[Stored records]
==================================================

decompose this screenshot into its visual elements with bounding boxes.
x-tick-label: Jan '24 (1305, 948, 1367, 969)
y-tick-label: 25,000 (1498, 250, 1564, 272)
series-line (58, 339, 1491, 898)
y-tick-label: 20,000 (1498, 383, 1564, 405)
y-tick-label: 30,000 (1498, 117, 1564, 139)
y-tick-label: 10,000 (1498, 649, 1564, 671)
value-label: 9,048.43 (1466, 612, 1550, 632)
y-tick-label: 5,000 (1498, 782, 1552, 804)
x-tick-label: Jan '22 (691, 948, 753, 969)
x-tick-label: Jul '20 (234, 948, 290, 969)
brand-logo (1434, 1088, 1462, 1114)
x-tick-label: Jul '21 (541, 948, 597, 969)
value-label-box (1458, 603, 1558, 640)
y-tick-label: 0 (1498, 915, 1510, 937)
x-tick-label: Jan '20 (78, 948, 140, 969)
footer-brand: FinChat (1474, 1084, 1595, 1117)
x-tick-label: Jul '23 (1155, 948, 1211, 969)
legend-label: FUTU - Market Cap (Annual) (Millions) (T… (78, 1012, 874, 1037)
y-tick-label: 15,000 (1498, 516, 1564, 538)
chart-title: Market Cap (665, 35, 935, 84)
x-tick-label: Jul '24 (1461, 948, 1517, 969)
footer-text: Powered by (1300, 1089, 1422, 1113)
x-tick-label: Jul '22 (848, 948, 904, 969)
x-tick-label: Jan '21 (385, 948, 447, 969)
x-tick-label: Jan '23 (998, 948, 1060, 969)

==================================================

## Stated task
Retype every line of the listing above without any changes.

## Task solution
decompose this screenshot into its visual elements with bounding boxes.
x-tick-label: Jan '24 (1305, 948, 1367, 969)
y-tick-label: 25,000 (1498, 250, 1564, 272)
series-line (58, 339, 1491, 898)
y-tick-label: 20,000 (1498, 383, 1564, 405)
y-tick-label: 30,000 (1498, 117, 1564, 139)
y-tick-label: 10,000 (1498, 649, 1564, 671)
value-label: 9,048.43 (1466, 612, 1550, 632)
y-tick-label: 5,000 (1498, 782, 1552, 804)
x-tick-label: Jan '22 (691, 948, 753, 969)
x-tick-label: Jul '20 (234, 948, 290, 969)
brand-logo (1434, 1088, 1462, 1114)
x-tick-label: Jul '21 (541, 948, 597, 969)
value-label-box (1458, 603, 1558, 640)
y-tick-label: 0 (1498, 915, 1510, 937)
x-tick-label: Jan '20 (78, 948, 140, 969)
footer-brand: FinChat (1474, 1084, 1595, 1117)
x-tick-label: Jul '23 (1155, 948, 1211, 969)
legend-label: FUTU - Market Cap (Annual) (Millions) (T… (78, 1012, 874, 1037)
y-tick-label: 15,000 (1498, 516, 1564, 538)
chart-title: Market Cap (665, 35, 935, 84)
x-tick-label: Jul '24 (1461, 948, 1517, 969)
footer-text: Powered by (1300, 1089, 1422, 1113)
x-tick-label: Jul '22 (848, 948, 904, 969)
x-tick-label: Jan '21 (385, 948, 447, 969)
x-tick-label: Jan '23 (998, 948, 1060, 969)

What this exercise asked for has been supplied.